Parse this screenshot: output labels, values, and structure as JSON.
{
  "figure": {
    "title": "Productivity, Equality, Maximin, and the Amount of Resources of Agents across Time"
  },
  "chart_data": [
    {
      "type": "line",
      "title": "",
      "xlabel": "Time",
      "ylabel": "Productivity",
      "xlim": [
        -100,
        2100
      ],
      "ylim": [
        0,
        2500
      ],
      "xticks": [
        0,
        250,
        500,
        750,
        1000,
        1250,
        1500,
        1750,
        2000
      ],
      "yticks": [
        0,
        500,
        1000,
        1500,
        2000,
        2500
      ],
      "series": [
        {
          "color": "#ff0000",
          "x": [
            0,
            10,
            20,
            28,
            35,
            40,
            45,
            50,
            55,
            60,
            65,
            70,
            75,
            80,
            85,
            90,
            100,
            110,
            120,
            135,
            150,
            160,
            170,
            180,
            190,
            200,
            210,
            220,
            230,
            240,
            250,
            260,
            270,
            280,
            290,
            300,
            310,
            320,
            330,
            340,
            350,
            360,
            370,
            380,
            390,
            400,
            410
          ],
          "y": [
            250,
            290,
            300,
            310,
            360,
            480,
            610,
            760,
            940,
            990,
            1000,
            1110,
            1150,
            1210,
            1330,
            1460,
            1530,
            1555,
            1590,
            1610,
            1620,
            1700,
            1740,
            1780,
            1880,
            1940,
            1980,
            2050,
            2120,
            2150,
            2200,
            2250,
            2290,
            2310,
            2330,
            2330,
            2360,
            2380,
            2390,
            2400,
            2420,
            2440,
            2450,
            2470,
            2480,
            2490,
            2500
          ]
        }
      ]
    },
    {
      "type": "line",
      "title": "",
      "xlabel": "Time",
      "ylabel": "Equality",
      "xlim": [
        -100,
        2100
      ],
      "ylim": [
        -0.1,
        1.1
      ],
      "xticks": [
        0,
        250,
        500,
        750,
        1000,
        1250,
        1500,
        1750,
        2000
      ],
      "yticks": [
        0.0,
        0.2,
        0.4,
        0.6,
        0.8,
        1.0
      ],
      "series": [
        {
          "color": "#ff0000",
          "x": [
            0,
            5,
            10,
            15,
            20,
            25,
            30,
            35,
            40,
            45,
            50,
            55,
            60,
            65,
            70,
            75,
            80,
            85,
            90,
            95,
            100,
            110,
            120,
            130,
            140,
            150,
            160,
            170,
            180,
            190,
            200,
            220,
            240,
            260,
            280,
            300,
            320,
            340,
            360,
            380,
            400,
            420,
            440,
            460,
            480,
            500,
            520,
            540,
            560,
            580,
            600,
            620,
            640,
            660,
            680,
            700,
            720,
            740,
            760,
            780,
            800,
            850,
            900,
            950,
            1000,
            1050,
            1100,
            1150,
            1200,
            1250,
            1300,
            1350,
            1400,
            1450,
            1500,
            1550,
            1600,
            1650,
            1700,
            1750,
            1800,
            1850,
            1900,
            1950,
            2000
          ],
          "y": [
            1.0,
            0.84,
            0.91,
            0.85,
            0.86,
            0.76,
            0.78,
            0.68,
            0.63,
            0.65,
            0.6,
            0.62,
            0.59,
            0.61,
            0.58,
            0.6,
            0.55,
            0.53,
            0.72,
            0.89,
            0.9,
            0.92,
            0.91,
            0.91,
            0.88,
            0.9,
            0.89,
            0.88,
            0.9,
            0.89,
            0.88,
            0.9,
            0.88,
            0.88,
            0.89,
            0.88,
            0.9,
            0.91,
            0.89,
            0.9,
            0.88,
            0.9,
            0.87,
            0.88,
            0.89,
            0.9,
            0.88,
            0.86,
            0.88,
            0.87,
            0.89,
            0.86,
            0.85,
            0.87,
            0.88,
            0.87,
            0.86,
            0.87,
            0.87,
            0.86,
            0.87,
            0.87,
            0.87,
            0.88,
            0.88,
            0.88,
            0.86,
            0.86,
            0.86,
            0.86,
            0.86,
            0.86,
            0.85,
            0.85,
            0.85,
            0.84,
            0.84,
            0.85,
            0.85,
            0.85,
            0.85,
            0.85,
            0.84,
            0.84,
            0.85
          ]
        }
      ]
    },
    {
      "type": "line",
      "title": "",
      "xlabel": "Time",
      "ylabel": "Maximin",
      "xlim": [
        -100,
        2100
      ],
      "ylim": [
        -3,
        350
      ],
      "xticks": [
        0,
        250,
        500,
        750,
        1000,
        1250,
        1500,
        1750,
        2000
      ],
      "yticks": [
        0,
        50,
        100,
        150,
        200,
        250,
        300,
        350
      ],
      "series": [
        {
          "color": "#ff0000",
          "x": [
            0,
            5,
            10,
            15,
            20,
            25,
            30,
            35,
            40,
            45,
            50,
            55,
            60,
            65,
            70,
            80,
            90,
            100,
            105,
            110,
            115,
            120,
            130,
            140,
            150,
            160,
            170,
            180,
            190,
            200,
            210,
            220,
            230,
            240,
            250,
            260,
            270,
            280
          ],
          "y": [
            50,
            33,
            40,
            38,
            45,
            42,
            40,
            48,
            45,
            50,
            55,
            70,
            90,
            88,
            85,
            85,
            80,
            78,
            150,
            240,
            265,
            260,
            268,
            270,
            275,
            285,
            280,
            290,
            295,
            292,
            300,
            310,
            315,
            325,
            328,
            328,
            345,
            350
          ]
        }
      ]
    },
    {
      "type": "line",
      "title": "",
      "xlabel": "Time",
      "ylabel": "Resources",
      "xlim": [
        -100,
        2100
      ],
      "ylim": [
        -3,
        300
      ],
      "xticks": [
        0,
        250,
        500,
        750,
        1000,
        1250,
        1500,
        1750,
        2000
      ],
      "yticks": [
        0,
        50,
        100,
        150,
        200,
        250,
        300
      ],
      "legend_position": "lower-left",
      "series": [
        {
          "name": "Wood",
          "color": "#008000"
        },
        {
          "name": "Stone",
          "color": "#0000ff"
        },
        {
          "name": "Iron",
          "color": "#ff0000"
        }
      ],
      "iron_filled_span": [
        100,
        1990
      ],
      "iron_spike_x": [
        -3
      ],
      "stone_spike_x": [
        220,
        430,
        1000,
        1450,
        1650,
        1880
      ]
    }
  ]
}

● Aim: Collect the lines of the records that include the string "Equality".

● Solution for this task:
    "title": "Productivity, Equality, Maximin, and the Amount of Resources of Agents across Time"
      "ylabel": "Equality",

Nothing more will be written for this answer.